| AIM OF THE TASK |
Replace "axis-spoke-inner" with "radial-spoke" in every entry below, leaving the rest of each line unchanged.

Rows from a dataset
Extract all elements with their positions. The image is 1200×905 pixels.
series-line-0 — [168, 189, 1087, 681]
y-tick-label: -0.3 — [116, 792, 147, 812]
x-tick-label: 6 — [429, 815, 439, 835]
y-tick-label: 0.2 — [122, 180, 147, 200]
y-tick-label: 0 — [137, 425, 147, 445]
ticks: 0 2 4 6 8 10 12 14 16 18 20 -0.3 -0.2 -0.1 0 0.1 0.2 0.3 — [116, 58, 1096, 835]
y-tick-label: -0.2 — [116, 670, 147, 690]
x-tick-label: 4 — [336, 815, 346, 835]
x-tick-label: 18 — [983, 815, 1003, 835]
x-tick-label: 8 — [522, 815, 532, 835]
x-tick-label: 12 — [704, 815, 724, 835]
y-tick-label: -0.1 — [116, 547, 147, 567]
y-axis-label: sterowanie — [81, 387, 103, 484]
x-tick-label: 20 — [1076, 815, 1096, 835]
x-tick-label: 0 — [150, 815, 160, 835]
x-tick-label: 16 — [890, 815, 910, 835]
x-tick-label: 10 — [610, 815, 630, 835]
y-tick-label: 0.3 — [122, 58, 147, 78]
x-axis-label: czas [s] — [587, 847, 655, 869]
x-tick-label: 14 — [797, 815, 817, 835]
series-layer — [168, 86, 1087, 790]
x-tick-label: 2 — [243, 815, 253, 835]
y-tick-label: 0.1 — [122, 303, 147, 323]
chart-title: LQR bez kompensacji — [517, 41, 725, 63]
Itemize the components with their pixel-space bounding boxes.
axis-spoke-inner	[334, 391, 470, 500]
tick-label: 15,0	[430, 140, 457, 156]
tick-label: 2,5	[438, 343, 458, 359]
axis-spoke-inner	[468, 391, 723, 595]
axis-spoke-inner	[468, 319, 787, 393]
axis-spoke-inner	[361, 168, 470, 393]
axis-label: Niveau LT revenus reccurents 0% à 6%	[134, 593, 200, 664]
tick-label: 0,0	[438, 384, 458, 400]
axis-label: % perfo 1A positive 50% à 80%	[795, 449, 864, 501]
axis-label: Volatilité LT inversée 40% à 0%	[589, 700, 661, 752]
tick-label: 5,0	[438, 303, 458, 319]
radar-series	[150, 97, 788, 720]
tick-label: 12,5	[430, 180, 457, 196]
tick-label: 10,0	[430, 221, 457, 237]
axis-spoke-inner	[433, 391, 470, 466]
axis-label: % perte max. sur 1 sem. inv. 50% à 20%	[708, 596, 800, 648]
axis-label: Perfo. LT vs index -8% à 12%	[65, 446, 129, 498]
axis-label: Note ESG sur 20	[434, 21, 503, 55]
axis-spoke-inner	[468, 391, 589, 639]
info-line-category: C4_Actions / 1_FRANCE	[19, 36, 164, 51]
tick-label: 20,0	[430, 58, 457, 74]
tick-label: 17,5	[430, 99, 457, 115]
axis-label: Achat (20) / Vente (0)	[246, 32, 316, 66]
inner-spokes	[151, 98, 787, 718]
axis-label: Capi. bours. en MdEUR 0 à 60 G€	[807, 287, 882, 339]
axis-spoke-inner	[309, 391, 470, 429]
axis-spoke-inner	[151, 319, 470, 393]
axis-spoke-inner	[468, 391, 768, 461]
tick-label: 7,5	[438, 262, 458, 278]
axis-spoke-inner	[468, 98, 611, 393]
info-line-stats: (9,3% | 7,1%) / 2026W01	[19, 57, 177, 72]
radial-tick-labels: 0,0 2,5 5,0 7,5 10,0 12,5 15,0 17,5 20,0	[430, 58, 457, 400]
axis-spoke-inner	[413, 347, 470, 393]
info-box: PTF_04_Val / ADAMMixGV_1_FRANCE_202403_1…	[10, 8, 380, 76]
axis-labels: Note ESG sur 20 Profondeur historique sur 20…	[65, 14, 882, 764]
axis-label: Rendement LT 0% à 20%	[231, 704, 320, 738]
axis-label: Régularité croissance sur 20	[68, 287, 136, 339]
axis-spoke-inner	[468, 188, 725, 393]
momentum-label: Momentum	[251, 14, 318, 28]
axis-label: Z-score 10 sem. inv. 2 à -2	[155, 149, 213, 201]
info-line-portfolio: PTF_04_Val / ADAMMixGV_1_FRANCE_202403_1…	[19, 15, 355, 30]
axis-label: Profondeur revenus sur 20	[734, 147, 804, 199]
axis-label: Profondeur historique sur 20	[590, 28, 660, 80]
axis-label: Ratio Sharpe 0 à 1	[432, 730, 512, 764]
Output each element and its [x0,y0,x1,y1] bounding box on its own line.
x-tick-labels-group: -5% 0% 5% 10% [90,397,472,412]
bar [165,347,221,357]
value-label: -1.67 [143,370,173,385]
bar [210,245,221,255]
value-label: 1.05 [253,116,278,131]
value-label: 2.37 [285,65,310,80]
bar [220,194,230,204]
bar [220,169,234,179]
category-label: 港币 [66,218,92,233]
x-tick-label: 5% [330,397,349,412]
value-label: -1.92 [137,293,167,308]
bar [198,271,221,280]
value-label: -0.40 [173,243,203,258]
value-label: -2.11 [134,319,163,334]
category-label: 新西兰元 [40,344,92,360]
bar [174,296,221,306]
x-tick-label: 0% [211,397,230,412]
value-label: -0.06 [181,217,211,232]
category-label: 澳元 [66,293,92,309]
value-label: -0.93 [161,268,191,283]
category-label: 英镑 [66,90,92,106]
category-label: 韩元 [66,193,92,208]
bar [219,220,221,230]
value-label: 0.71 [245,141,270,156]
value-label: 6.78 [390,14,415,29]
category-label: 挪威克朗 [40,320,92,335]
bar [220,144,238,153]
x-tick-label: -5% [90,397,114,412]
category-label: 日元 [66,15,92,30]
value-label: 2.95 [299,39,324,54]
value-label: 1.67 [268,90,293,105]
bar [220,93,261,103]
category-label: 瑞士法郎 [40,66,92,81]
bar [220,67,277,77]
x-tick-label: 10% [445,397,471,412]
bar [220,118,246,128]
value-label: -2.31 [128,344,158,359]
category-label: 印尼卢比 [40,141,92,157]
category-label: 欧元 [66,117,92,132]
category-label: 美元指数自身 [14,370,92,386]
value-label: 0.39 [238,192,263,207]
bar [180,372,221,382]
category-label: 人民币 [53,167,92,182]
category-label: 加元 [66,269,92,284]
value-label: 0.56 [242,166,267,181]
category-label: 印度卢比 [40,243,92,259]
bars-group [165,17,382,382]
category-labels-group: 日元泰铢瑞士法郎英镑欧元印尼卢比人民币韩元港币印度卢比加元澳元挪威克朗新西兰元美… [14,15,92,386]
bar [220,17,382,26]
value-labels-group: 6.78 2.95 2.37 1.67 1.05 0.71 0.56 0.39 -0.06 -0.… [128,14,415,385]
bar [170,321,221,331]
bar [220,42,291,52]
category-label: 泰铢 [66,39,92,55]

| REPLY |
Extract all elements with their positions. The image is 1200×905 pixels.
series-line-0 — [168, 189, 1087, 681]
y-tick-label: -0.3 — [116, 792, 147, 812]
x-tick-label: 6 — [429, 815, 439, 835]
y-tick-label: 0.2 — [122, 180, 147, 200]
y-tick-label: 0 — [137, 425, 147, 445]
ticks: 0 2 4 6 8 10 12 14 16 18 20 -0.3 -0.2 -0.1 0 0.1 0.2 0.3 — [116, 58, 1096, 835]
y-tick-label: -0.2 — [116, 670, 147, 690]
x-tick-label: 4 — [336, 815, 346, 835]
x-tick-label: 18 — [983, 815, 1003, 835]
x-tick-label: 8 — [522, 815, 532, 835]
x-tick-label: 12 — [704, 815, 724, 835]
y-tick-label: -0.1 — [116, 547, 147, 567]
y-axis-label: sterowanie — [81, 387, 103, 484]
x-tick-label: 20 — [1076, 815, 1096, 835]
x-tick-label: 0 — [150, 815, 160, 835]
x-tick-label: 16 — [890, 815, 910, 835]
x-tick-label: 10 — [610, 815, 630, 835]
y-tick-label: 0.3 — [122, 58, 147, 78]
x-axis-label: czas [s] — [587, 847, 655, 869]
x-tick-label: 14 — [797, 815, 817, 835]
series-layer — [168, 86, 1087, 790]
x-tick-label: 2 — [243, 815, 253, 835]
y-tick-label: 0.1 — [122, 303, 147, 323]
chart-title: LQR bez kompensacji — [517, 41, 725, 63]
Itemize the components with their pixel-space bounding boxes.
radial-spoke	[334, 391, 470, 500]
tick-label: 15,0	[430, 140, 457, 156]
tick-label: 2,5	[438, 343, 458, 359]
radial-spoke	[468, 391, 723, 595]
radial-spoke	[468, 319, 787, 393]
radial-spoke	[361, 168, 470, 393]
axis-label: Niveau LT revenus reccurents 0% à 6%	[134, 593, 200, 664]
tick-label: 0,0	[438, 384, 458, 400]
axis-label: % perfo 1A positive 50% à 80%	[795, 449, 864, 501]
axis-label: Volatilité LT inversée 40% à 0%	[589, 700, 661, 752]
tick-label: 5,0	[438, 303, 458, 319]
radar-series	[150, 97, 788, 720]
tick-label: 12,5	[430, 180, 457, 196]
tick-label: 10,0	[430, 221, 457, 237]
radial-spoke	[433, 391, 470, 466]
axis-label: % perte max. sur 1 sem. inv. 50% à 20%	[708, 596, 800, 648]
axis-label: Perfo. LT vs index -8% à 12%	[65, 446, 129, 498]
axis-label: Note ESG sur 20	[434, 21, 503, 55]
radial-spoke	[468, 391, 589, 639]
info-line-category: C4_Actions / 1_FRANCE	[19, 36, 164, 51]
tick-label: 20,0	[430, 58, 457, 74]
tick-label: 17,5	[430, 99, 457, 115]
axis-label: Achat (20) / Vente (0)	[246, 32, 316, 66]
inner-spokes	[151, 98, 787, 718]
axis-label: Capi. bours. en MdEUR 0 à 60 G€	[807, 287, 882, 339]
radial-spoke	[309, 391, 470, 429]
radial-spoke	[151, 319, 470, 393]
radial-spoke	[468, 391, 768, 461]
tick-label: 7,5	[438, 262, 458, 278]
radial-spoke	[468, 98, 611, 393]
info-line-stats: (9,3% | 7,1%) / 2026W01	[19, 57, 177, 72]
radial-tick-labels: 0,0 2,5 5,0 7,5 10,0 12,5 15,0 17,5 20,0	[430, 58, 457, 400]
radial-spoke	[413, 347, 470, 393]
info-box: PTF_04_Val / ADAMMixGV_1_FRANCE_202403_1…	[10, 8, 380, 76]
axis-labels: Note ESG sur 20 Profondeur historique sur 20…	[65, 14, 882, 764]
axis-label: Rendement LT 0% à 20%	[231, 704, 320, 738]
axis-label: Régularité croissance sur 20	[68, 287, 136, 339]
radial-spoke	[468, 188, 725, 393]
momentum-label: Momentum	[251, 14, 318, 28]
axis-label: Z-score 10 sem. inv. 2 à -2	[155, 149, 213, 201]
info-line-portfolio: PTF_04_Val / ADAMMixGV_1_FRANCE_202403_1…	[19, 15, 355, 30]
axis-label: Profondeur revenus sur 20	[734, 147, 804, 199]
axis-label: Profondeur historique sur 20	[590, 28, 660, 80]
axis-label: Ratio Sharpe 0 à 1	[432, 730, 512, 764]
Output each element and its [x0,y0,x1,y1] bounding box on its own line.
x-tick-labels-group: -5% 0% 5% 10% [90,397,472,412]
bar [165,347,221,357]
value-label: -1.67 [143,370,173,385]
bar [210,245,221,255]
value-label: 1.05 [253,116,278,131]
value-label: 2.37 [285,65,310,80]
bar [220,194,230,204]
bar [220,169,234,179]
category-label: 港币 [66,218,92,233]
x-tick-label: 5% [330,397,349,412]
value-label: -1.92 [137,293,167,308]
bar [198,271,221,280]
value-label: -0.40 [173,243,203,258]
value-label: -2.11 [134,319,163,334]
category-label: 新西兰元 [40,344,92,360]
bar [174,296,221,306]
x-tick-label: 0% [211,397,230,412]
value-label: -0.06 [181,217,211,232]
category-label: 澳元 [66,293,92,309]
value-label: -0.93 [161,268,191,283]
category-label: 英镑 [66,90,92,106]
category-label: 韩元 [66,193,92,208]
bar [219,220,221,230]
value-label: 0.71 [245,141,270,156]
value-label: 6.78 [390,14,415,29]
category-label: 挪威克朗 [40,320,92,335]
bar [220,144,238,153]
x-tick-label: -5% [90,397,114,412]
category-label: 日元 [66,15,92,30]
value-label: 2.95 [299,39,324,54]
value-label: 1.67 [268,90,293,105]
bar [220,93,261,103]
category-label: 瑞士法郎 [40,66,92,81]
bar [220,67,277,77]
x-tick-label: 10% [445,397,471,412]
bar [220,118,246,128]
value-label: -2.31 [128,344,158,359]
category-label: 印尼卢比 [40,141,92,157]
category-label: 欧元 [66,117,92,132]
category-label: 美元指数自身 [14,370,92,386]
value-label: 0.39 [238,192,263,207]
bar [180,372,221,382]
category-label: 人民币 [53,167,92,182]
category-label: 加元 [66,269,92,284]
value-label: 0.56 [242,166,267,181]
category-label: 印度卢比 [40,243,92,259]
bars-group [165,17,382,382]
category-labels-group: 日元泰铢瑞士法郎英镑欧元印尼卢比人民币韩元港币印度卢比加元澳元挪威克朗新西兰元美… [14,15,92,386]
bar [220,17,382,26]
value-labels-group: 6.78 2.95 2.37 1.67 1.05 0.71 0.56 0.39 -0.06 -0.… [128,14,415,385]
bar [170,321,221,331]
bar [220,42,291,52]
category-label: 泰铢 [66,39,92,55]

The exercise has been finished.